(Dataset entries)
+ + + +
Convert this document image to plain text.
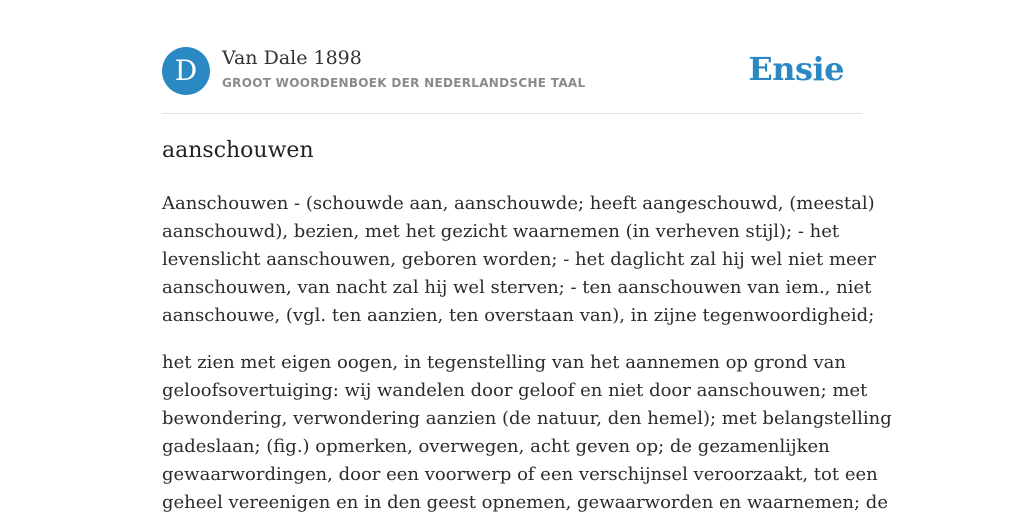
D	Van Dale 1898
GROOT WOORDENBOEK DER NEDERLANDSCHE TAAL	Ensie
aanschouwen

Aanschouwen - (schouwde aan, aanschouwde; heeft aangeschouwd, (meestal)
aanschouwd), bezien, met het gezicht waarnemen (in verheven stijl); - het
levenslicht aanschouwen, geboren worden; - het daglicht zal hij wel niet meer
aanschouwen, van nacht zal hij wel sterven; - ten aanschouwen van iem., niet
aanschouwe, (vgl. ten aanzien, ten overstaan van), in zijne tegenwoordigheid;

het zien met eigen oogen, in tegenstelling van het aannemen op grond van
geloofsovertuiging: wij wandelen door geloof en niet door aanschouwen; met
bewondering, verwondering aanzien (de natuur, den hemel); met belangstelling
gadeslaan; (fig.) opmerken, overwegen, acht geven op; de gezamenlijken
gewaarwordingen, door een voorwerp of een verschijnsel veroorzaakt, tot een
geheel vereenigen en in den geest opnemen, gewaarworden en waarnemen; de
+ + + +
_Instructions to follow:_ Restate the whole listing above exactly, please, omitting every image.

_Written answer:_
Convert this document image to plain text.
D	Van Dale 1898
GROOT WOORDENBOEK DER NEDERLANDSCHE TAAL	Ensie
aanschouwen

Aanschouwen - (schouwde aan, aanschouwde; heeft aangeschouwd, (meestal)
aanschouwd), bezien, met het gezicht waarnemen (in verheven stijl); - het
levenslicht aanschouwen, geboren worden; - het daglicht zal hij wel niet meer
aanschouwen, van nacht zal hij wel sterven; - ten aanschouwen van iem., niet
aanschouwe, (vgl. ten aanzien, ten overstaan van), in zijne tegenwoordigheid;

het zien met eigen oogen, in tegenstelling van het aannemen op grond van
geloofsovertuiging: wij wandelen door geloof en niet door aanschouwen; met
bewondering, verwondering aanzien (de natuur, den hemel); met belangstelling
gadeslaan; (fig.) opmerken, overwegen, acht geven op; de gezamenlijken
gewaarwordingen, door een voorwerp of een verschijnsel veroorzaakt, tot een
geheel vereenigen en in den geest opnemen, gewaarworden en waarnemen; de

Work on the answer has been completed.